# Provided records:
++++++++++++++++++++
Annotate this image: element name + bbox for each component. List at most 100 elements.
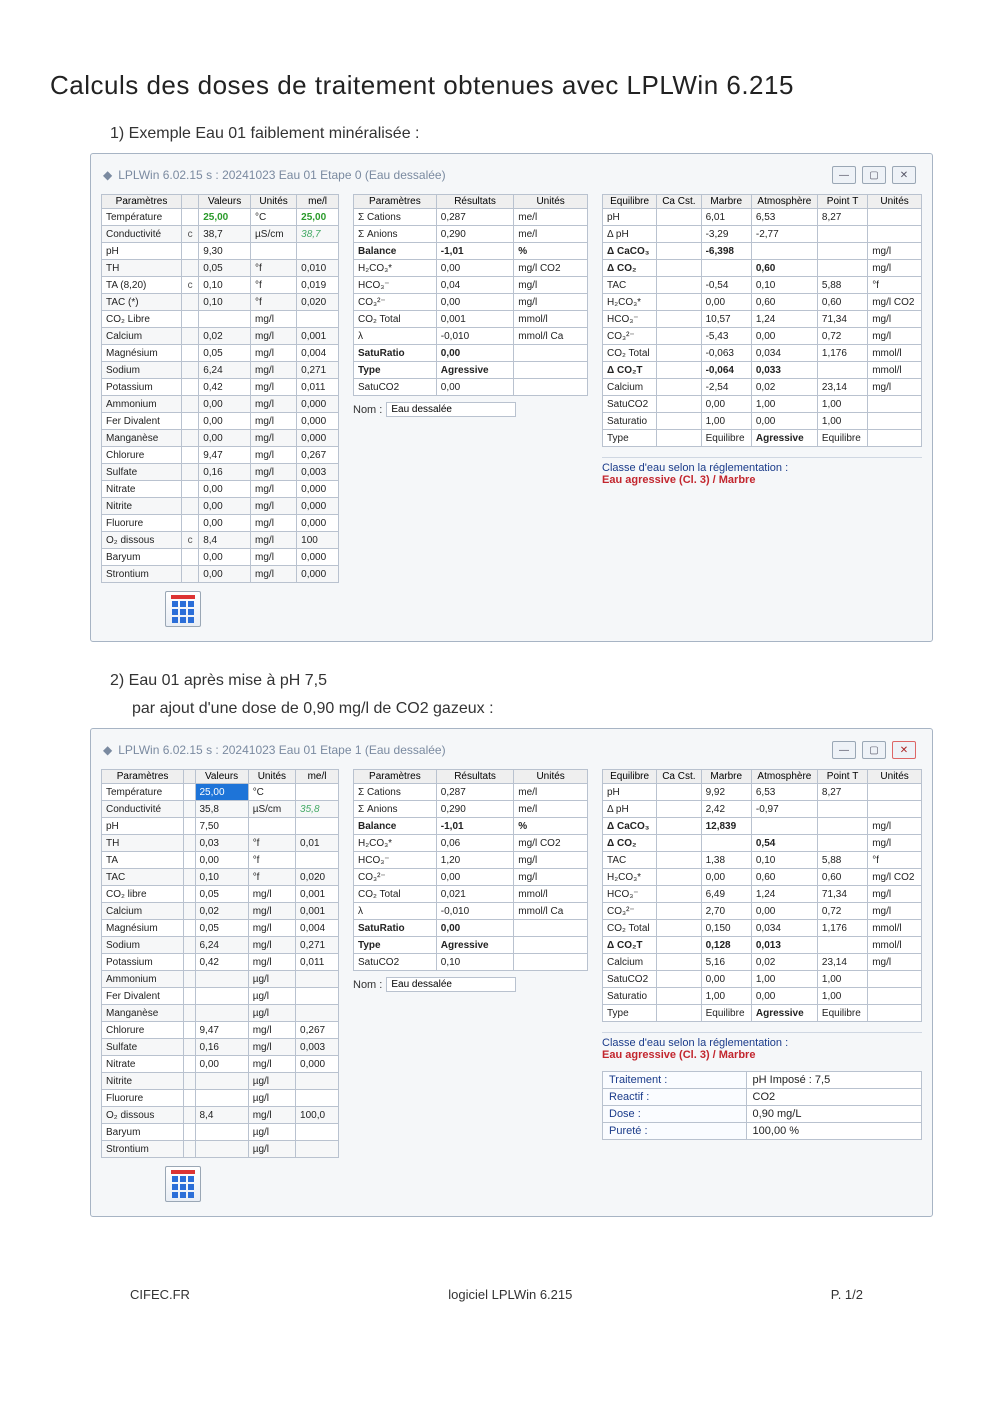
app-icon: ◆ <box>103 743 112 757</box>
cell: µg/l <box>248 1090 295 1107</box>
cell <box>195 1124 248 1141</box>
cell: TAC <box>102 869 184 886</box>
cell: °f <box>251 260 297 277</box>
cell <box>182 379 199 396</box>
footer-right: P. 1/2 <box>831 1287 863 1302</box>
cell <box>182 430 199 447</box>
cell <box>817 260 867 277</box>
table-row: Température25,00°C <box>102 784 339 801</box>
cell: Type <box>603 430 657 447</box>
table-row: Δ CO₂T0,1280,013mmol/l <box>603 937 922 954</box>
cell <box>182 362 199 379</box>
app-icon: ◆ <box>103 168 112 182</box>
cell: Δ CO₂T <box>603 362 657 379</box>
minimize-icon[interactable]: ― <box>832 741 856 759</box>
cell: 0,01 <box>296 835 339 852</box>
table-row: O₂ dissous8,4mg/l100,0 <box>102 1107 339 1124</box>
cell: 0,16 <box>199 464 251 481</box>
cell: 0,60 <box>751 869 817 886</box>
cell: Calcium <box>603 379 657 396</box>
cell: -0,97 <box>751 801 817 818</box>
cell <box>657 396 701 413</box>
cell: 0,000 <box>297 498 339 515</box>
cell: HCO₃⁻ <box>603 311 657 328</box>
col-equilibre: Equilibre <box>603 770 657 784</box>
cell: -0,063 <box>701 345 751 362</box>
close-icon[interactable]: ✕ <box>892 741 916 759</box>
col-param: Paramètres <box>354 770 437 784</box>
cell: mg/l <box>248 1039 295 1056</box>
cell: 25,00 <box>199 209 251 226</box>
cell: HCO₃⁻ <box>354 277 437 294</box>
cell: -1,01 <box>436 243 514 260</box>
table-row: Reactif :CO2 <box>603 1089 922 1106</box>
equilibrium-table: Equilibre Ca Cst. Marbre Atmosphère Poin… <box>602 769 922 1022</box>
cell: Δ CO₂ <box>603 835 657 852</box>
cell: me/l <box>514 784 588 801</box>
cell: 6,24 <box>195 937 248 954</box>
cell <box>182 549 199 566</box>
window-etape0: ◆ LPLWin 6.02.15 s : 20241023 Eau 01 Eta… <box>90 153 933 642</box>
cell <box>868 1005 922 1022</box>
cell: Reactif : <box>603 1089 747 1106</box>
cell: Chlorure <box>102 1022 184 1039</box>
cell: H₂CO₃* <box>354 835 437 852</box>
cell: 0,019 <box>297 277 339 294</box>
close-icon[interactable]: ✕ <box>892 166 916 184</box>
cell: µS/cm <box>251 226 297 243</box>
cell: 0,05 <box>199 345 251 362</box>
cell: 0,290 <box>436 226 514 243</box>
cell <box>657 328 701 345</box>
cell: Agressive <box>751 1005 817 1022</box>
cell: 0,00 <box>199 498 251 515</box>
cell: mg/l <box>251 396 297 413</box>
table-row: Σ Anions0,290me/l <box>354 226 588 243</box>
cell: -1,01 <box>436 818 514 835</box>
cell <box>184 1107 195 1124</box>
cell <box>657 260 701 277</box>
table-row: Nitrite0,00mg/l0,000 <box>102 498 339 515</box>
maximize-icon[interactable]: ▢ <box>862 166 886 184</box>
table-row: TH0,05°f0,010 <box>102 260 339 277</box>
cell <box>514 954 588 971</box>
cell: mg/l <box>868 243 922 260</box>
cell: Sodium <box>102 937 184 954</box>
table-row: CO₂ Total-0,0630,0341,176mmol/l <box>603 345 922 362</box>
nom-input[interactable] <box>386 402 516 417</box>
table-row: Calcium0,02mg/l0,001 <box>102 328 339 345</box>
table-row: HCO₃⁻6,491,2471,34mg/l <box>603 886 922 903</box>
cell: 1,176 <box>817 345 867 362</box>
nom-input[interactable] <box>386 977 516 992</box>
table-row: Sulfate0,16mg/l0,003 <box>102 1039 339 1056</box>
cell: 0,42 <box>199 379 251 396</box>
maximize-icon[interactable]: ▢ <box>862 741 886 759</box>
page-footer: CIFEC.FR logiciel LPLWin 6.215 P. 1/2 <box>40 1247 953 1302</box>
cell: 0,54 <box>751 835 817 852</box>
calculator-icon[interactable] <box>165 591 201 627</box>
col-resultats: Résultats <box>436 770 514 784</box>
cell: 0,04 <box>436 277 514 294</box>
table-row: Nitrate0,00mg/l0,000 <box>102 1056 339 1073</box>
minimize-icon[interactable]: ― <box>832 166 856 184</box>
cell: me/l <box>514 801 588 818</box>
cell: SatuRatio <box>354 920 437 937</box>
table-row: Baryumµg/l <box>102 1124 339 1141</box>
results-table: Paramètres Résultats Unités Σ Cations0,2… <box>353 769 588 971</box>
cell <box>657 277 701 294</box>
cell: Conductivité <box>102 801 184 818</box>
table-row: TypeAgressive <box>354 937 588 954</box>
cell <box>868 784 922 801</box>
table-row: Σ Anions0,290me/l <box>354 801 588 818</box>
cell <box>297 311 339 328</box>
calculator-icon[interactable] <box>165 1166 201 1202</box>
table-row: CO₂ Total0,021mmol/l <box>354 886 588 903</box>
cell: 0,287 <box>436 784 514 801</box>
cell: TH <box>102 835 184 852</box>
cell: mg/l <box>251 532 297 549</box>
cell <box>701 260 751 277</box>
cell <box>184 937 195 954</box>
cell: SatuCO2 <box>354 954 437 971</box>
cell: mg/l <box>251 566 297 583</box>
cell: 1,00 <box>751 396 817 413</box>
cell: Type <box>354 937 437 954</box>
++++++++++++++++++++
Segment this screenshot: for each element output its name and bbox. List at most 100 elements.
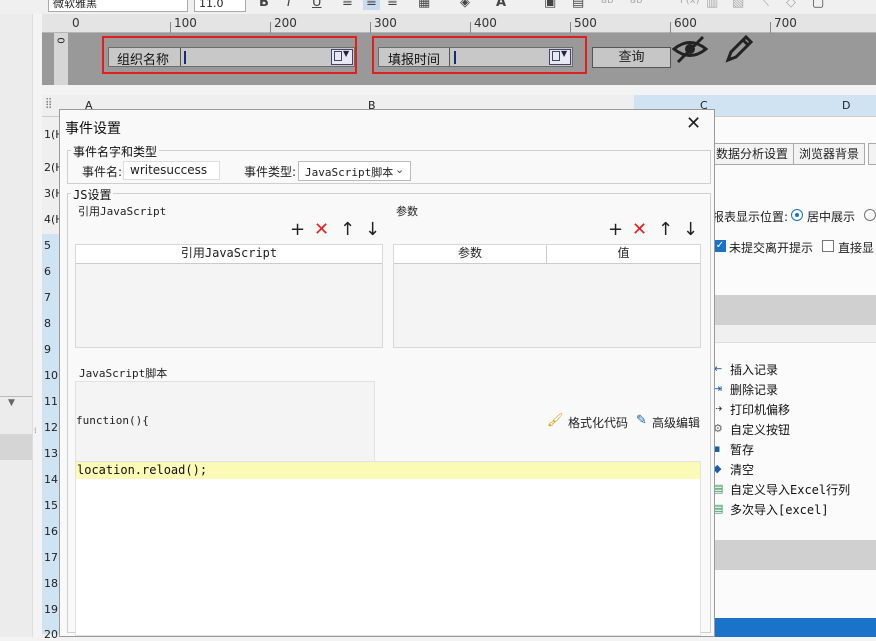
++++++++++++++++++++
# Written request:
Copy verbatim the material between the lines holding "Annotate this image: element" and "cell: -1,01 <box>436 243 514 260</box>", inclusive, and omit the pictures.

# Solution to the problem:
Annotate this image: element name + bbox for each component. List at most 100 elements.
app-icon: ◆ <box>103 743 112 757</box>
cell: µg/l <box>248 1090 295 1107</box>
cell <box>195 1124 248 1141</box>
cell: TAC <box>102 869 184 886</box>
cell: °f <box>251 260 297 277</box>
cell <box>182 379 199 396</box>
footer-right: P. 1/2 <box>831 1287 863 1302</box>
cell <box>182 430 199 447</box>
cell <box>817 260 867 277</box>
table-row: Température25,00°C <box>102 784 339 801</box>
cell: Type <box>603 430 657 447</box>
table-row: Δ CO₂T0,1280,013mmol/l <box>603 937 922 954</box>
cell <box>182 362 199 379</box>
app-icon: ◆ <box>103 168 112 182</box>
cell: Δ CO₂T <box>603 362 657 379</box>
minimize-icon[interactable]: ― <box>832 741 856 759</box>
cell: 0,01 <box>296 835 339 852</box>
table-row: O₂ dissous8,4mg/l100,0 <box>102 1107 339 1124</box>
cell: 0,16 <box>199 464 251 481</box>
cell: 0,60 <box>751 869 817 886</box>
cell: Calcium <box>603 379 657 396</box>
cell: -0,97 <box>751 801 817 818</box>
cell <box>657 396 701 413</box>
cell: 0,000 <box>297 498 339 515</box>
cell: HCO₃⁻ <box>603 311 657 328</box>
col-equilibre: Equilibre <box>603 770 657 784</box>
cell: -0,063 <box>701 345 751 362</box>
close-icon[interactable]: ✕ <box>892 741 916 759</box>
col-param: Paramètres <box>354 770 437 784</box>
cell: mg/l <box>248 1039 295 1056</box>
cell: 25,00 <box>199 209 251 226</box>
cell: HCO₃⁻ <box>354 277 437 294</box>
cell: -1,01 <box>436 243 514 260</box>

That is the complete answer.